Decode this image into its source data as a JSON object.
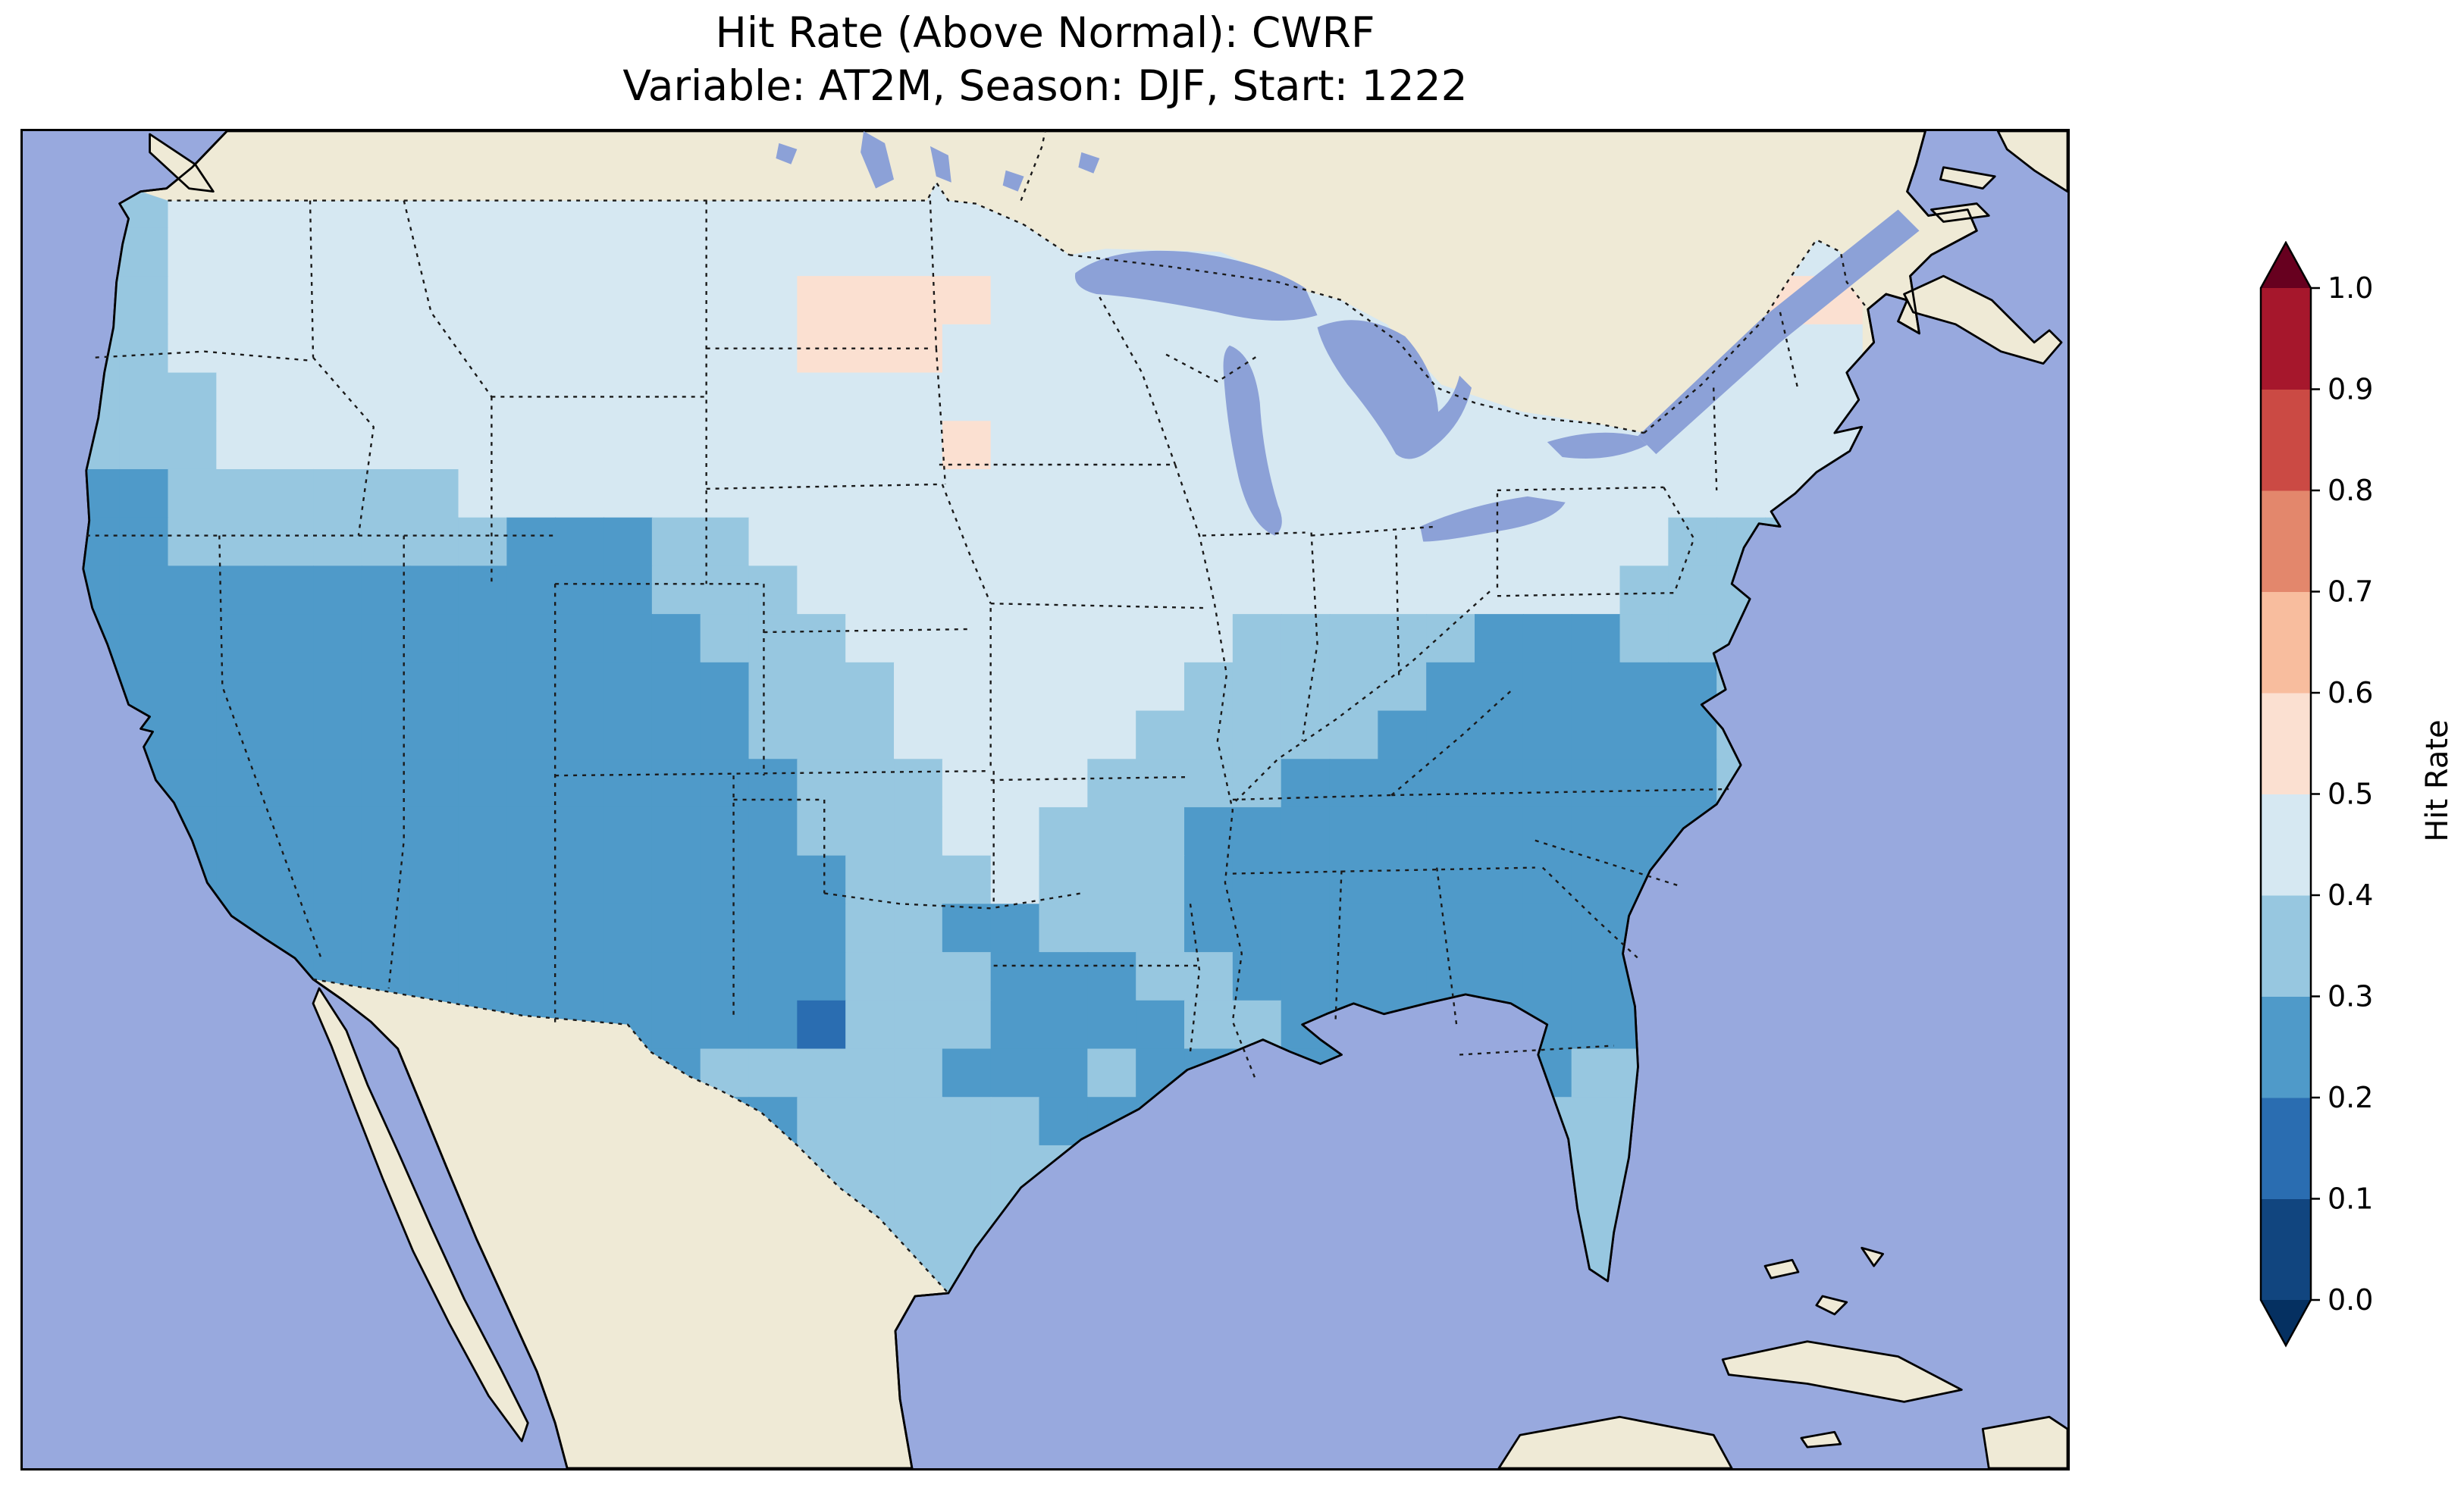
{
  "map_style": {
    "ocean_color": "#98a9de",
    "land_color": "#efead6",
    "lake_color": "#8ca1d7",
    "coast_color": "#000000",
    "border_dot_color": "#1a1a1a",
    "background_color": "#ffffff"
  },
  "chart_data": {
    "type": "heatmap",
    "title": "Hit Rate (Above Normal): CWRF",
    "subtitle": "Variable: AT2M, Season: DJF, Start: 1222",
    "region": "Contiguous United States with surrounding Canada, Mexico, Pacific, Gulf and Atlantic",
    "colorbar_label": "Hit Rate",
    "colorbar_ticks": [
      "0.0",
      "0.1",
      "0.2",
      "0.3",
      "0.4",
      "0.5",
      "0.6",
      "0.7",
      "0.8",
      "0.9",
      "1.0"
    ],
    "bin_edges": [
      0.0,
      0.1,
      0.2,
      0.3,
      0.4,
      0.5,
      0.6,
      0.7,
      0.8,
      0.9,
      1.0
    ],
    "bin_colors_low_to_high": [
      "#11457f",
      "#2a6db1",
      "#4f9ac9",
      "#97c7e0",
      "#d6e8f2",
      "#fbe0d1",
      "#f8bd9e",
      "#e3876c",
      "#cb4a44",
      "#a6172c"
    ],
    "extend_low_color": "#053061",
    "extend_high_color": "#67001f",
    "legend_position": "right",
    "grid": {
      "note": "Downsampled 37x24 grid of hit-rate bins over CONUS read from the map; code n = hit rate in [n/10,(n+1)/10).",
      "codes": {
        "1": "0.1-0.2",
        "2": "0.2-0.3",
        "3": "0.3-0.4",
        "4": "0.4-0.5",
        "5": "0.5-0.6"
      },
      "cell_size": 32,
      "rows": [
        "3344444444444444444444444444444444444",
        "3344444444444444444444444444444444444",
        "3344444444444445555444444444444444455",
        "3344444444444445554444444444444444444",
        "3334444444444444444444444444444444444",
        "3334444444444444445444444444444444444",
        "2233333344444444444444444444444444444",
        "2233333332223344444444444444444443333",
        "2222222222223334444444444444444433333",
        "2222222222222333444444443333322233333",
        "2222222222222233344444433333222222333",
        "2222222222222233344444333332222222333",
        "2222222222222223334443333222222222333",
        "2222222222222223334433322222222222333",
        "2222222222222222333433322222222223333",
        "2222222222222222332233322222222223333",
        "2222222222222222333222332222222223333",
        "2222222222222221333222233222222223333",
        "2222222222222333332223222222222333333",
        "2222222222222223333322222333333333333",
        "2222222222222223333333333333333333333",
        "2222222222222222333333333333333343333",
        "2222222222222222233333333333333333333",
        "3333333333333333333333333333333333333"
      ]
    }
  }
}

== Your instructions ==
Leave the pictures out and print the records above exactly as they stand.

== Worked solution ==
Decode this image into its source data as a JSON object.
{
  "map_style": {
    "ocean_color": "#98a9de",
    "land_color": "#efead6",
    "lake_color": "#8ca1d7",
    "coast_color": "#000000",
    "border_dot_color": "#1a1a1a",
    "background_color": "#ffffff"
  },
  "chart_data": {
    "type": "heatmap",
    "title": "Hit Rate (Above Normal): CWRF",
    "subtitle": "Variable: AT2M, Season: DJF, Start: 1222",
    "region": "Contiguous United States with surrounding Canada, Mexico, Pacific, Gulf and Atlantic",
    "colorbar_label": "Hit Rate",
    "colorbar_ticks": [
      "0.0",
      "0.1",
      "0.2",
      "0.3",
      "0.4",
      "0.5",
      "0.6",
      "0.7",
      "0.8",
      "0.9",
      "1.0"
    ],
    "bin_edges": [
      0.0,
      0.1,
      0.2,
      0.3,
      0.4,
      0.5,
      0.6,
      0.7,
      0.8,
      0.9,
      1.0
    ],
    "bin_colors_low_to_high": [
      "#11457f",
      "#2a6db1",
      "#4f9ac9",
      "#97c7e0",
      "#d6e8f2",
      "#fbe0d1",
      "#f8bd9e",
      "#e3876c",
      "#cb4a44",
      "#a6172c"
    ],
    "extend_low_color": "#053061",
    "extend_high_color": "#67001f",
    "legend_position": "right",
    "grid": {
      "note": "Downsampled 37x24 grid of hit-rate bins over CONUS read from the map; code n = hit rate in [n/10,(n+1)/10).",
      "codes": {
        "1": "0.1-0.2",
        "2": "0.2-0.3",
        "3": "0.3-0.4",
        "4": "0.4-0.5",
        "5": "0.5-0.6"
      },
      "cell_size": 32,
      "rows": [
        "3344444444444444444444444444444444444",
        "3344444444444444444444444444444444444",
        "3344444444444445555444444444444444455",
        "3344444444444445554444444444444444444",
        "3334444444444444444444444444444444444",
        "3334444444444444445444444444444444444",
        "2233333344444444444444444444444444444",
        "2233333332223344444444444444444443333",
        "2222222222223334444444444444444433333",
        "2222222222222333444444443333322233333",
        "2222222222222233344444433333222222333",
        "2222222222222233344444333332222222333",
        "2222222222222223334443333222222222333",
        "2222222222222223334433322222222222333",
        "2222222222222222333433322222222223333",
        "2222222222222222332233322222222223333",
        "2222222222222222333222332222222223333",
        "2222222222222221333222233222222223333",
        "2222222222222333332223222222222333333",
        "2222222222222223333322222333333333333",
        "2222222222222223333333333333333333333",
        "2222222222222222333333333333333343333",
        "2222222222222222233333333333333333333",
        "3333333333333333333333333333333333333"
      ]
    }
  }
}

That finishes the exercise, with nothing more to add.